▶ [Direction]
Give again, unaltered, the line with "Give me a plain-text" and all lines that follow it in the listing below, minus any pictures.

Collection entries:
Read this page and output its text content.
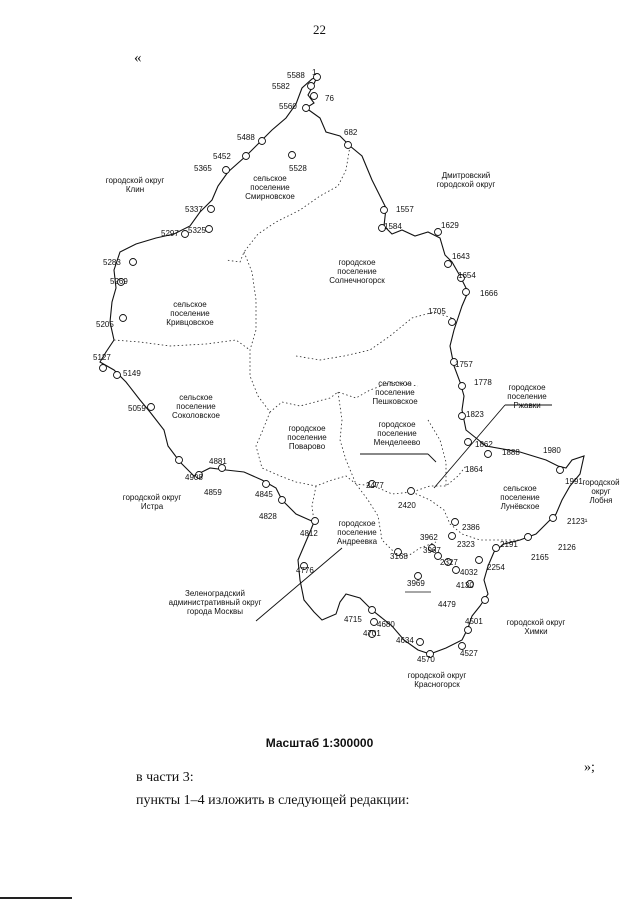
22
«
городской округ Клин
Дмитровский городской округ
сельское поселение Смирновское
городское поселение Солнечногорск
сельское поселение Кривцовское
сельское поселение Соколовское
сельское поселение Пешковское
городское поселение Ржавки
городское поселение Менделеево
городское поселение Поварово
городской округ Истра
сельское поселение Лунёвское
городской округ Лобня
городское поселение Андреевка
Зеленоградский административный округ города Москвы
городской округ Химки
городской округ Красногорск
5588 1
5582
76
5560
682
5488
5528
5452
5365
1557
5337
1584	1629
5325
5297
1643
5283
1654
5269
1666
1705
5205
5127
5149
1757
1778
5059
1823
1862
1864
1888	1980
1991
4881
4908
4859	4845
2477
2420
4828
2123¹
4812
2386
2126
3962
2323	2191
2165
3967
2327
2254
3168
4032
4776
3969	4130
4479
4715
4680
4701
4501
4634
4527
4570
Масштаб 1:300000
»;
в части 3:
пункты 1–4 изложить в следующей редакции:
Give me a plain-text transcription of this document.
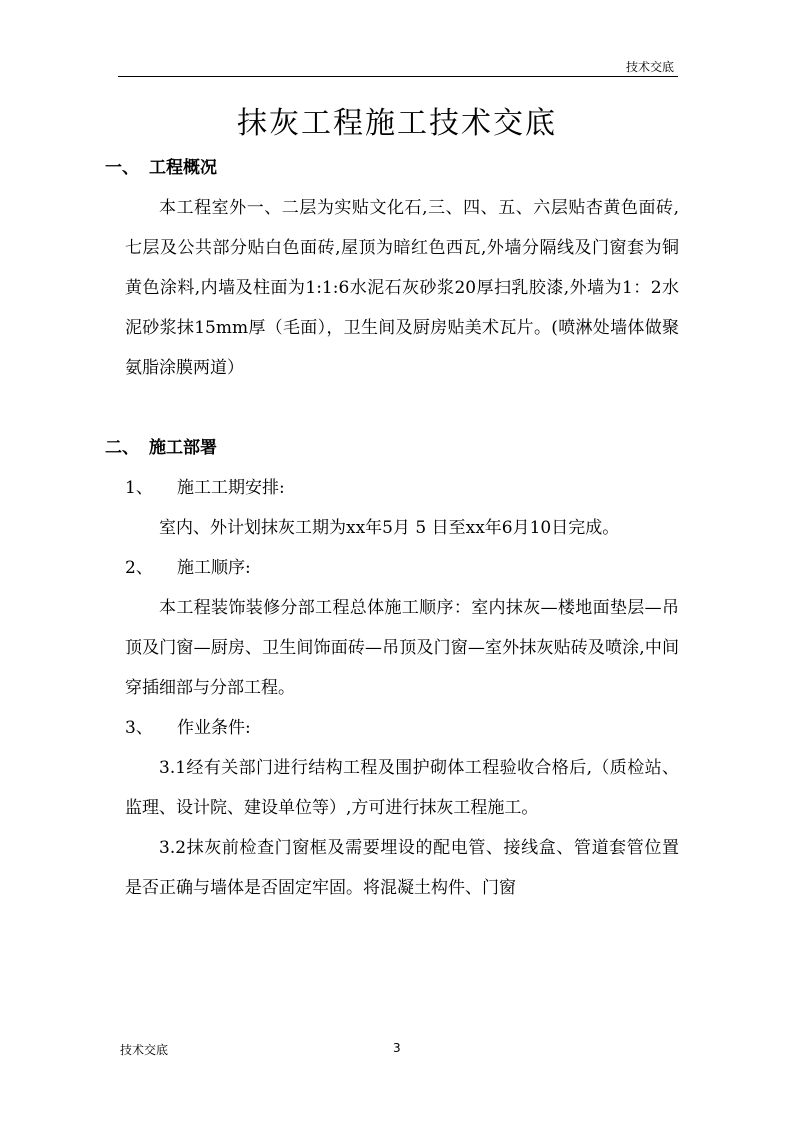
技术交底
抹灰工程施工技术交底
一、 工程概况
本工程室外一、二层为实贴文化石,三、四、五、六层贴杏黄色面砖,七层及公共部分贴白色面砖,屋顶为暗红色西瓦,外墙分隔线及门窗套为铜黄色涂料,内墙及柱面为1:1:6水泥石灰砂浆20厚扫乳胶漆,外墙为1：2水泥砂浆抹15mm厚（毛面），卫生间及厨房贴美术瓦片。(喷淋处墙体做聚氨脂涂膜两道）
二、 施工部署
1、 施工工期安排:
室内、外计划抹灰工期为xx年5月 5 日至xx年6月10日完成。
2、 施工顺序:
本工程装饰装修分部工程总体施工顺序：室内抹灰—楼地面垫层—吊顶及门窗—厨房、卫生间饰面砖—吊顶及门窗—室外抹灰贴砖及喷涂,中间穿插细部与分部工程。
3、 作业条件:
3.1经有关部门进行结构工程及围护砌体工程验收合格后,（质检站、监理、设计院、建设单位等）,方可进行抹灰工程施工。
3.2抹灰前检查门窗框及需要埋设的配电管、接线盒、管道套管位置是否正确与墙体是否固定牢固。将混凝土构件、门窗
技术交底	3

▶ [Full solution]
Give me a plain-text transcription of this document.
技术交底
抹灰工程施工技术交底
一、 工程概况
本工程室外一、二层为实贴文化石,三、四、五、六层贴杏黄色面砖,七层及公共部分贴白色面砖,屋顶为暗红色西瓦,外墙分隔线及门窗套为铜黄色涂料,内墙及柱面为1:1:6水泥石灰砂浆20厚扫乳胶漆,外墙为1：2水泥砂浆抹15mm厚（毛面），卫生间及厨房贴美术瓦片。(喷淋处墙体做聚氨脂涂膜两道）
二、 施工部署
1、 施工工期安排:
室内、外计划抹灰工期为xx年5月 5 日至xx年6月10日完成。
2、 施工顺序:
本工程装饰装修分部工程总体施工顺序：室内抹灰—楼地面垫层—吊顶及门窗—厨房、卫生间饰面砖—吊顶及门窗—室外抹灰贴砖及喷涂,中间穿插细部与分部工程。
3、 作业条件:
3.1经有关部门进行结构工程及围护砌体工程验收合格后,（质检站、监理、设计院、建设单位等）,方可进行抹灰工程施工。
3.2抹灰前检查门窗框及需要埋设的配电管、接线盒、管道套管位置是否正确与墙体是否固定牢固。将混凝土构件、门窗
技术交底	3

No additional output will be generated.